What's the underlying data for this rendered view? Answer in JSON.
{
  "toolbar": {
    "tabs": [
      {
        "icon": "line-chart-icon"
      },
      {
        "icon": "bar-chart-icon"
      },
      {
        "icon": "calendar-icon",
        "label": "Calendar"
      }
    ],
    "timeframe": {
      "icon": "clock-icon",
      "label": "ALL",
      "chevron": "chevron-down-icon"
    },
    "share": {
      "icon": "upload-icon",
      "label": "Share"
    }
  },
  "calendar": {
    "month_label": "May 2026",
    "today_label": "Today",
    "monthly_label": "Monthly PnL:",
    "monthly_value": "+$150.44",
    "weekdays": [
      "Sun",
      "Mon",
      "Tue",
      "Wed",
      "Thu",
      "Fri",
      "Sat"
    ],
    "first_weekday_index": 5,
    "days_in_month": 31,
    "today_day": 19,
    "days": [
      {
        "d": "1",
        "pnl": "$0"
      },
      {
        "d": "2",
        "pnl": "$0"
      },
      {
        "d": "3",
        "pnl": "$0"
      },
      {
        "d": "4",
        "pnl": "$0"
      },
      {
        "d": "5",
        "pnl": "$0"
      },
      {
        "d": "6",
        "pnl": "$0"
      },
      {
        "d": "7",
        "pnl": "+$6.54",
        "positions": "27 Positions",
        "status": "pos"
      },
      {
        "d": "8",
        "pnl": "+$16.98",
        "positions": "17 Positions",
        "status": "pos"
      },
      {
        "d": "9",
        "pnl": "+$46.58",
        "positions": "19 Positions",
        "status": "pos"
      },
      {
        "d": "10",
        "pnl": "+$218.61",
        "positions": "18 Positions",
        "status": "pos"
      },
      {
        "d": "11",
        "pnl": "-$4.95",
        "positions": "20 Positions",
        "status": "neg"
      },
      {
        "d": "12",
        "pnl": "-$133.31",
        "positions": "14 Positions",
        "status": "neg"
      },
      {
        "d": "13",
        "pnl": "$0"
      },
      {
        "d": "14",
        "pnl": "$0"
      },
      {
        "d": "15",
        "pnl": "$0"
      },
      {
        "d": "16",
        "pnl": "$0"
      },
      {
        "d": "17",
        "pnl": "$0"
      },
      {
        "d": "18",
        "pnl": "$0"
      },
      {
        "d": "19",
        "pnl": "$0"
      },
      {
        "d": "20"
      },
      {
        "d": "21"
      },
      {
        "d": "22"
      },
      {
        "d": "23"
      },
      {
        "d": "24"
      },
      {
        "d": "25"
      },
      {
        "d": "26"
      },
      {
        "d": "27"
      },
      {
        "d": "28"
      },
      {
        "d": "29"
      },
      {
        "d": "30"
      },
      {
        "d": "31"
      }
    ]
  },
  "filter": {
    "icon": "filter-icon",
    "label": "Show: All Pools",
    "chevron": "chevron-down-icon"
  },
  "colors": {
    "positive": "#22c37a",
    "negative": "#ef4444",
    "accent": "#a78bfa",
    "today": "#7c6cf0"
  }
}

+++

*SET PROBLEM*:
Give the number of lines above in which the word "down" occurs, with nothing else.

*THE COMPLETED TASK*:
2